(Records provided)

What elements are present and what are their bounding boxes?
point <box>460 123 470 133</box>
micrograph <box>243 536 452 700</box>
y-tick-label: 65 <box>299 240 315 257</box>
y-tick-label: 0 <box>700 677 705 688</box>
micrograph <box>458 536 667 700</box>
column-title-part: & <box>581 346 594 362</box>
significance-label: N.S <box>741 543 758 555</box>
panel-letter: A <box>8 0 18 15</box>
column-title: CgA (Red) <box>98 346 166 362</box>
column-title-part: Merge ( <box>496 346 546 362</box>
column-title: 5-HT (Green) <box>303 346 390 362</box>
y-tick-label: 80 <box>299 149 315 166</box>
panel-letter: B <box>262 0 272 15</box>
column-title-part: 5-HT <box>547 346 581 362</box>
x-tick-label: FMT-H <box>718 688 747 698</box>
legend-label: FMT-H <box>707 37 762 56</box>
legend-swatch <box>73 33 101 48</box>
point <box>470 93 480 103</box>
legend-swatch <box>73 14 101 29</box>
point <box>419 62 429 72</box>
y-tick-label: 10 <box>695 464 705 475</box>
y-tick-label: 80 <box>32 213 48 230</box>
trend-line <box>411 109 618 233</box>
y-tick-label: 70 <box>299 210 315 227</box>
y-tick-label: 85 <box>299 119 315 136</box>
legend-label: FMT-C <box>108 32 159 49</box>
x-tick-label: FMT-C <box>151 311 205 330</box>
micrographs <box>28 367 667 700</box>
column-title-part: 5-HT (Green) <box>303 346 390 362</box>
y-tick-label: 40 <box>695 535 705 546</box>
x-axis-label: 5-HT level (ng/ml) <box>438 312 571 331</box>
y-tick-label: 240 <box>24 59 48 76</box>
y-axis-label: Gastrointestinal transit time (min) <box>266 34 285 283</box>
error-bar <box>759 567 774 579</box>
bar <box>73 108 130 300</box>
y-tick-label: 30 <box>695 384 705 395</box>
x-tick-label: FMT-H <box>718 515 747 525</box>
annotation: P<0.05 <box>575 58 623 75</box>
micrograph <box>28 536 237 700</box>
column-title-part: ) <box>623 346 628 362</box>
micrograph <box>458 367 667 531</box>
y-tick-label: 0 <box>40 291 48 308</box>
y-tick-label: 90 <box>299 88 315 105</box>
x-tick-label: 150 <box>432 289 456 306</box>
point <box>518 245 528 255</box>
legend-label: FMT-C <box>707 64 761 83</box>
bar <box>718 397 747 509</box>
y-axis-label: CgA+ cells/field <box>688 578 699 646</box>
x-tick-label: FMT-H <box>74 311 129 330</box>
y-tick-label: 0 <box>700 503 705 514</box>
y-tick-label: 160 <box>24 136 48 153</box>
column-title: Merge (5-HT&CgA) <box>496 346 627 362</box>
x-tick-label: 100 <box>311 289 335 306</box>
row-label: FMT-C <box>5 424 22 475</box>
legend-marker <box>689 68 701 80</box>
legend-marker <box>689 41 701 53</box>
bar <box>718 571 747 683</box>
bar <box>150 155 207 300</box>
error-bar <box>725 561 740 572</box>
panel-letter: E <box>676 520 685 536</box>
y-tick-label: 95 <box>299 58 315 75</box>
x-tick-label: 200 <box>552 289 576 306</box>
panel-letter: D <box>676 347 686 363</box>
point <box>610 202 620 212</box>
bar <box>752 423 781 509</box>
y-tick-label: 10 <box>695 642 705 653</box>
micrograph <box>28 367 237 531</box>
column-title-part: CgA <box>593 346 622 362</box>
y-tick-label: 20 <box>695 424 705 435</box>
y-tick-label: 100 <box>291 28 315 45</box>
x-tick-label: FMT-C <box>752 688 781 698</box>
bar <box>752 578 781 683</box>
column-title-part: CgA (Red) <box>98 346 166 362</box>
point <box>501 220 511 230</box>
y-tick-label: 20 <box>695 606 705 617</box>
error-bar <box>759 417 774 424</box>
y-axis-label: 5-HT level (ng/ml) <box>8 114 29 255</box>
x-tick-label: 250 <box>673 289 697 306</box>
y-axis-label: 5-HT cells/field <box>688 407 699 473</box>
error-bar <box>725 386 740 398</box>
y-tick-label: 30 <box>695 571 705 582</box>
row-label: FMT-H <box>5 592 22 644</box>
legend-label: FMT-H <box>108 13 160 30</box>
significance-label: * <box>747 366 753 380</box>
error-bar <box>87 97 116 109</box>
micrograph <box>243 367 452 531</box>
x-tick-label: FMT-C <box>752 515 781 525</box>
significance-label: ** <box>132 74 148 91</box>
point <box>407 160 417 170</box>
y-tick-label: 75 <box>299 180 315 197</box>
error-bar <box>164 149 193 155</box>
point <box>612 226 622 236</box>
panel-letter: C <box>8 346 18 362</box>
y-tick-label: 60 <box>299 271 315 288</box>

(End Records provided)

What to do: Lines that include the word "Merge" are to be extracted from the data above.

Problem solution:
column-title-part: Merge ( <box>496 346 546 362</box>
column-title: Merge (5-HT&CgA) <box>496 346 627 362</box>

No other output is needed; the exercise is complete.